-------- Okuma Parçası

Reklam Görüntülerine Tıklayarak Kitap Siparişi Verebilirsiniz


Aziz DARICI


Hayatımızdaki Yaşamsal Formlar

Yazarımız Az,iz Darıcı'nın, Özgün İrade Dergisi 2020 Ocak sayısında yayımlanan yazısı...


Hayatın yaşamsal formu, doğanın kendisi, ilahi sünnetullah ile çepe çevre kuşatılmış durumda. Her varlık kendi kaderini üzerinde taşımakta, fıtratına uygun ve bir düzen içinde yol almakta. Bu düzeni bozacak olan müdahalelere karşı direnç göstermekle birlikte; kendi doğallığını bozan her türlü girişimlere karşı kendi fıtratında var olan tepkiyi vermekte. Yapay olan her türlü şeye alerjik tavır takınmakta. Belki bu noktada en iyi gözlemler doğadaki bu olumsuz değişmelerde görülmekte.  Öyle ki eylemlerimizin sonucu olan küresel ısınmaya karşı tabiat kendi lisanı aslında bize uyarılarda bulunmakta. Bu uyarıların ciddi boyutu her ne kadar biliniyor olsa da çıkarsal beklentilerimiz geleceğimizi görmemizi engellemekte.

----------------

Alıştırma Görevleri:
a) Okuma parçasının "Hayatın yaşamsal formu" ile başlayan paragrafında hangi cümleler -makta ya da -mekte ekli bir fiille bitiyor? Bu cümlelerin son kelimelerini sırasıyla yazın.
b) Okuma parçasındaki "Aziz DARICI" ile başlayıp "geleceğimizi görmemizi engellemekte." ile biten bölümü, "küresel ısınmaya" yerine "iklim değişikliğine" koyarak düzenleyin.

-------- Malzeme

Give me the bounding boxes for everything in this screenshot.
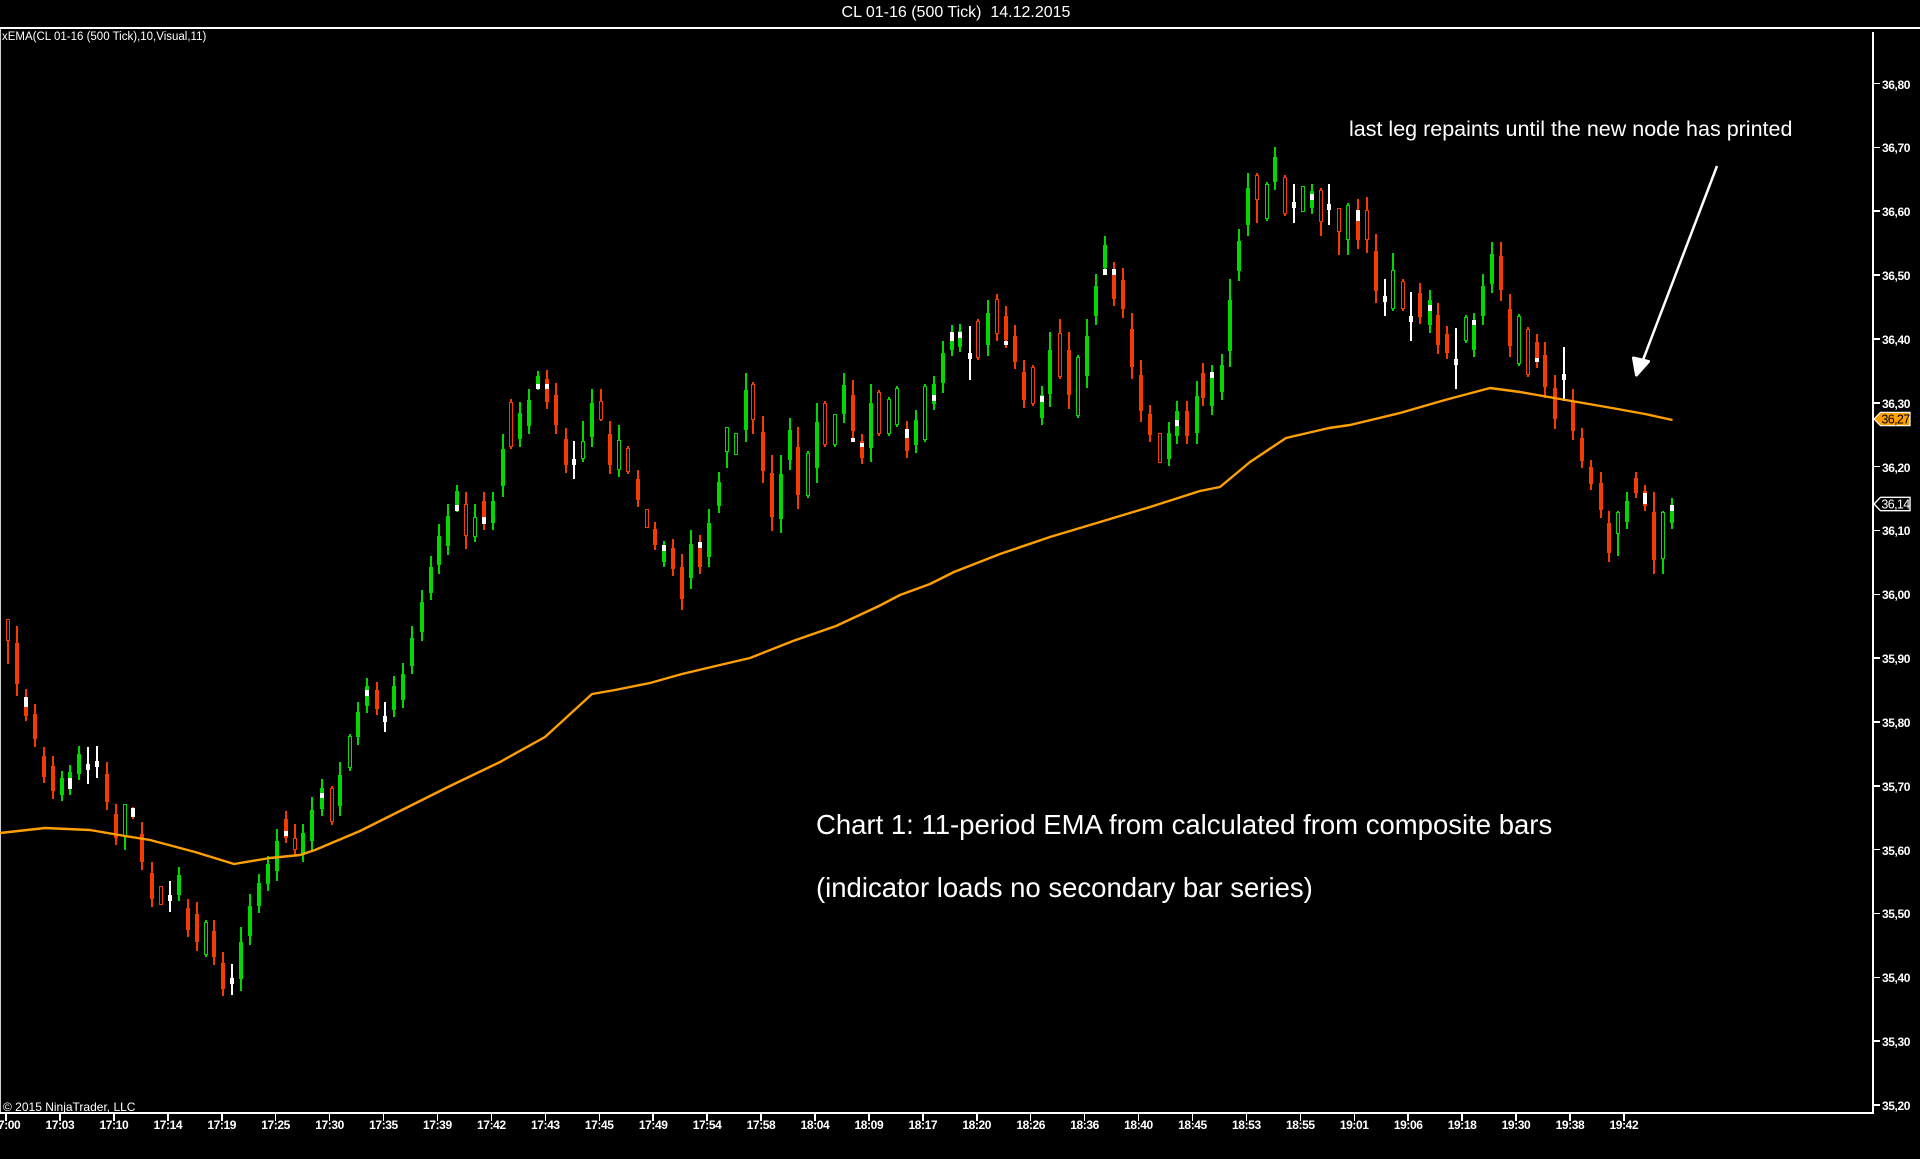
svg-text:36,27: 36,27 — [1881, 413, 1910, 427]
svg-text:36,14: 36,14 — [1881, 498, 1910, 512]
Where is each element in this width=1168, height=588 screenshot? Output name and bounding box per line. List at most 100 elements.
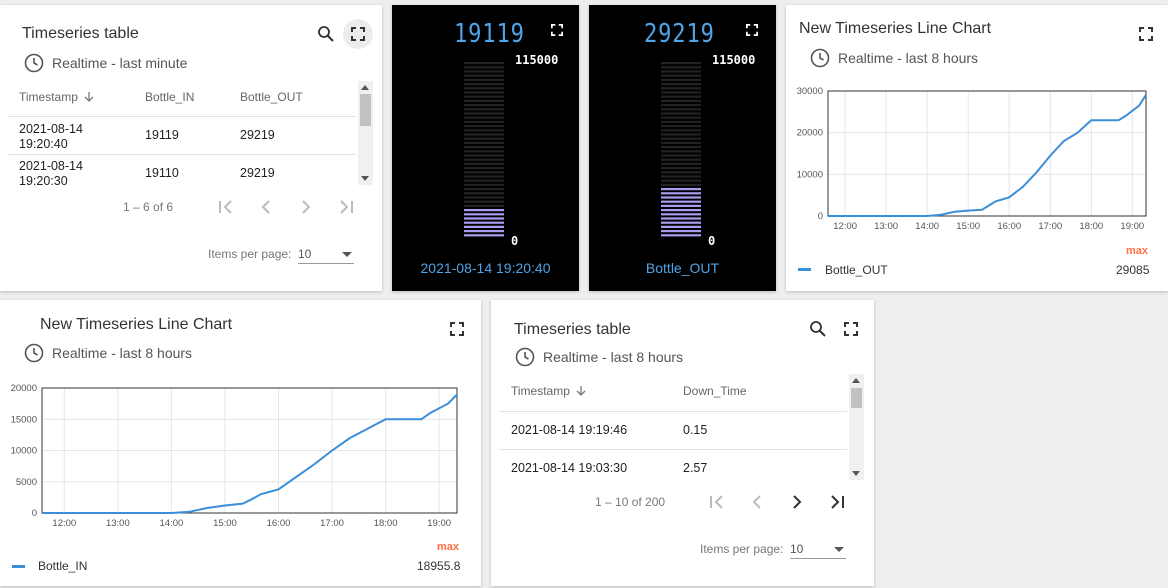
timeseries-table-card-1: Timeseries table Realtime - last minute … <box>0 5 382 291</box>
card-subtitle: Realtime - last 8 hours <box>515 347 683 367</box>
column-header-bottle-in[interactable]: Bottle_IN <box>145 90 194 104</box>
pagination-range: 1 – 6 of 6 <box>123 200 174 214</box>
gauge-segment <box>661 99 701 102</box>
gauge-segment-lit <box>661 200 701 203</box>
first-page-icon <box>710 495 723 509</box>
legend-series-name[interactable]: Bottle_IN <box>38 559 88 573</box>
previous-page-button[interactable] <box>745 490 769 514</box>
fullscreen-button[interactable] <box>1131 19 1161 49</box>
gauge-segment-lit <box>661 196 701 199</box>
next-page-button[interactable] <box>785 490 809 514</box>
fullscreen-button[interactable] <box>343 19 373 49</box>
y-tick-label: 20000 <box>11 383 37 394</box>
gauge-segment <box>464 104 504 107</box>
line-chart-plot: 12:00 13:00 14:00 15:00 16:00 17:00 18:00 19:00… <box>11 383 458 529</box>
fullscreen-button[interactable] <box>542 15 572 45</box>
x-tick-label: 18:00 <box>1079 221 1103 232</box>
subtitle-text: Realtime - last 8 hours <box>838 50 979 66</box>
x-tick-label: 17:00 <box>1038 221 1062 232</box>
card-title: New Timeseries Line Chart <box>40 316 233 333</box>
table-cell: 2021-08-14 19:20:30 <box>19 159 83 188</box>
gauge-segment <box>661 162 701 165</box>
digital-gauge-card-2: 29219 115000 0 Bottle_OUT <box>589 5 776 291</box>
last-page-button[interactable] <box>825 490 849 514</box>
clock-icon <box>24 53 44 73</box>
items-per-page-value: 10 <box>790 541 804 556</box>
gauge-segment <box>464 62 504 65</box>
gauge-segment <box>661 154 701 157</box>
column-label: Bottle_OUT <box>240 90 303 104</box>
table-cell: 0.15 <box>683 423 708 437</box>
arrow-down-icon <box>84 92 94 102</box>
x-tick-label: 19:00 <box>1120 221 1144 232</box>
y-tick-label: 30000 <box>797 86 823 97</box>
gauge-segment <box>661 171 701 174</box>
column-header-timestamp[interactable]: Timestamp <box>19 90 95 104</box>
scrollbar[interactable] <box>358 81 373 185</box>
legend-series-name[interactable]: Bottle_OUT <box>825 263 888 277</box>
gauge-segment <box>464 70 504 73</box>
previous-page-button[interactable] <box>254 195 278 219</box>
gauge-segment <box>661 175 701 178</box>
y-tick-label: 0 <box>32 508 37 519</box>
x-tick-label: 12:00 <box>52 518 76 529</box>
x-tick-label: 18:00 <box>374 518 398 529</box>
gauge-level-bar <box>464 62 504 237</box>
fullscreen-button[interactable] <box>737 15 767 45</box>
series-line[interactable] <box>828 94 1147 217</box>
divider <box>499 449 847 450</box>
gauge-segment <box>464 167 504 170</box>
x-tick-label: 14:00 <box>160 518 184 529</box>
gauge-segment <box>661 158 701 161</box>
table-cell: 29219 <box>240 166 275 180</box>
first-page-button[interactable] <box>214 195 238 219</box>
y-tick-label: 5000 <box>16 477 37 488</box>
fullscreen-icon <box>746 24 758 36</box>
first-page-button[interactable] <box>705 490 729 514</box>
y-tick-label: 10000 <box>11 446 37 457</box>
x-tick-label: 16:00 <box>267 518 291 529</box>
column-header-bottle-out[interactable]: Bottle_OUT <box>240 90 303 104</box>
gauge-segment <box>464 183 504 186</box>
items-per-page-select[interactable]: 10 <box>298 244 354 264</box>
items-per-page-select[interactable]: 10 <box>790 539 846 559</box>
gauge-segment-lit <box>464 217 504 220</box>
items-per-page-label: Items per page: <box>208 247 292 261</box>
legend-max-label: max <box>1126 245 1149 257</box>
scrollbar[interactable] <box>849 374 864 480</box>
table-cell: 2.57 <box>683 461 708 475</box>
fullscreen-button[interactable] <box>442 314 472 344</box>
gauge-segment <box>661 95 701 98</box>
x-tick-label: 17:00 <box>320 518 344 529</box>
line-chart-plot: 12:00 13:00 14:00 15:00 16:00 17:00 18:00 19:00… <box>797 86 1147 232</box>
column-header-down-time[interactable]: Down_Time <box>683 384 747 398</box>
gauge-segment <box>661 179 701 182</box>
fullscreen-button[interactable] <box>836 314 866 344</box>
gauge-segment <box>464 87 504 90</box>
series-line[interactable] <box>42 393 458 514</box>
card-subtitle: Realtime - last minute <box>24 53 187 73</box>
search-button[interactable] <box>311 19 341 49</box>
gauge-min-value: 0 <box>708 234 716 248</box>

----------------

Görev Sonuçları:
a) almakta, vermekte, takınmakta, görülmekte, bulunmakta, engellemekte

b)
Aziz DARICI


Hayatımızdaki Yaşamsal Formlar

Yazarımız Az,iz Darıcı'nın, Özgün İrade Dergisi 2020 Ocak sayısında yayımlanan yazısı...


Hayatın yaşamsal formu, doğanın kendisi, ilahi sünnetullah ile çepe çevre kuşatılmış durumda. Her varlık kendi kaderini üzerinde taşımakta, fıtratına uygun ve bir düzen içinde yol almakta. Bu düzeni bozacak olan müdahalelere karşı direnç göstermekle birlikte; kendi doğallığını bozan her türlü girişimlere karşı kendi fıtratında var olan tepkiyi vermekte. Yapay olan her türlü şeye alerjik tavır takınmakta. Belki bu noktada en iyi gözlemler doğadaki bu olumsuz değişmelerde görülmekte.  Öyle ki eylemlerimizin sonucu olan iklim değişikliğine karşı tabiat kendi lisanı aslında bize uyarılarda bulunmakta. Bu uyarıların ciddi boyutu her ne kadar biliniyor olsa da çıkarsal beklentilerimiz geleceğimizi görmemizi engellemekte.